Set problem: Every record here should be printed again exactly.

The records:
···

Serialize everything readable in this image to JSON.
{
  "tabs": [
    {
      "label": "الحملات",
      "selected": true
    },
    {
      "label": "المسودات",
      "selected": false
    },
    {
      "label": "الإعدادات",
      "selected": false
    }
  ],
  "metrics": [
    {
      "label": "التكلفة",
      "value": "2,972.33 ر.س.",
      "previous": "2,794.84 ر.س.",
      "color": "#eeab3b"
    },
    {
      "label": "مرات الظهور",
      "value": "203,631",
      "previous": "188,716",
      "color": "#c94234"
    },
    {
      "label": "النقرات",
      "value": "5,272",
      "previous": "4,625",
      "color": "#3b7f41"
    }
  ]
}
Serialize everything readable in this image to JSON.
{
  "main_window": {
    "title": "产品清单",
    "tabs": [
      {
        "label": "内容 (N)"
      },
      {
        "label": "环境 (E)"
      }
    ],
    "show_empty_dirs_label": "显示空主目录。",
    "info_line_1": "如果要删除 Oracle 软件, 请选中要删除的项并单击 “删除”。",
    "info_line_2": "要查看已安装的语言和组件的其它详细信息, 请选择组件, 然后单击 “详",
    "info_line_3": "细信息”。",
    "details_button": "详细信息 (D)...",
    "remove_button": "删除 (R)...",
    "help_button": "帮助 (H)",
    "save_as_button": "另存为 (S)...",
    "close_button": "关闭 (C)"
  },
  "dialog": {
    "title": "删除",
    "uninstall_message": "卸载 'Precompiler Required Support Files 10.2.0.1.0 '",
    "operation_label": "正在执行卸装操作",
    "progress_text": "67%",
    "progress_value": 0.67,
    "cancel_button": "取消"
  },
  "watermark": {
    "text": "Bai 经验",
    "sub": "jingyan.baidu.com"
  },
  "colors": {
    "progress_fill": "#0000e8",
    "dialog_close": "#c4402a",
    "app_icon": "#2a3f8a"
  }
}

···

Solution to the problem:
Serialize everything readable in this image to JSON.
{
  "tabs": [
    {
      "label": "الحملات",
      "selected": true
    },
    {
      "label": "المسودات",
      "selected": false
    },
    {
      "label": "الإعدادات",
      "selected": false
    }
  ],
  "metrics": [
    {
      "label": "التكلفة",
      "value": "2,972.33 ر.س.",
      "previous": "2,794.84 ر.س.",
      "color": "#eeab3b"
    },
    {
      "label": "مرات الظهور",
      "value": "203,631",
      "previous": "188,716",
      "color": "#c94234"
    },
    {
      "label": "النقرات",
      "value": "5,272",
      "previous": "4,625",
      "color": "#3b7f41"
    }
  ]
}
Serialize everything readable in this image to JSON.
{
  "main_window": {
    "title": "产品清单",
    "tabs": [
      {
        "label": "内容 (N)"
      },
      {
        "label": "环境 (E)"
      }
    ],
    "show_empty_dirs_label": "显示空主目录。",
    "info_line_1": "如果要删除 Oracle 软件, 请选中要删除的项并单击 “删除”。",
    "info_line_2": "要查看已安装的语言和组件的其它详细信息, 请选择组件, 然后单击 “详",
    "info_line_3": "细信息”。",
    "details_button": "详细信息 (D)...",
    "remove_button": "删除 (R)...",
    "help_button": "帮助 (H)",
    "save_as_button": "另存为 (S)...",
    "close_button": "关闭 (C)"
  },
  "dialog": {
    "title": "删除",
    "uninstall_message": "卸载 'Precompiler Required Support Files 10.2.0.1.0 '",
    "operation_label": "正在执行卸装操作",
    "progress_text": "67%",
    "progress_value": 0.67,
    "cancel_button": "取消"
  },
  "watermark": {
    "text": "Bai 经验",
    "sub": "jingyan.baidu.com"
  },
  "colors": {
    "progress_fill": "#0000e8",
    "dialog_close": "#c4402a",
    "app_icon": "#2a3f8a"
  }
}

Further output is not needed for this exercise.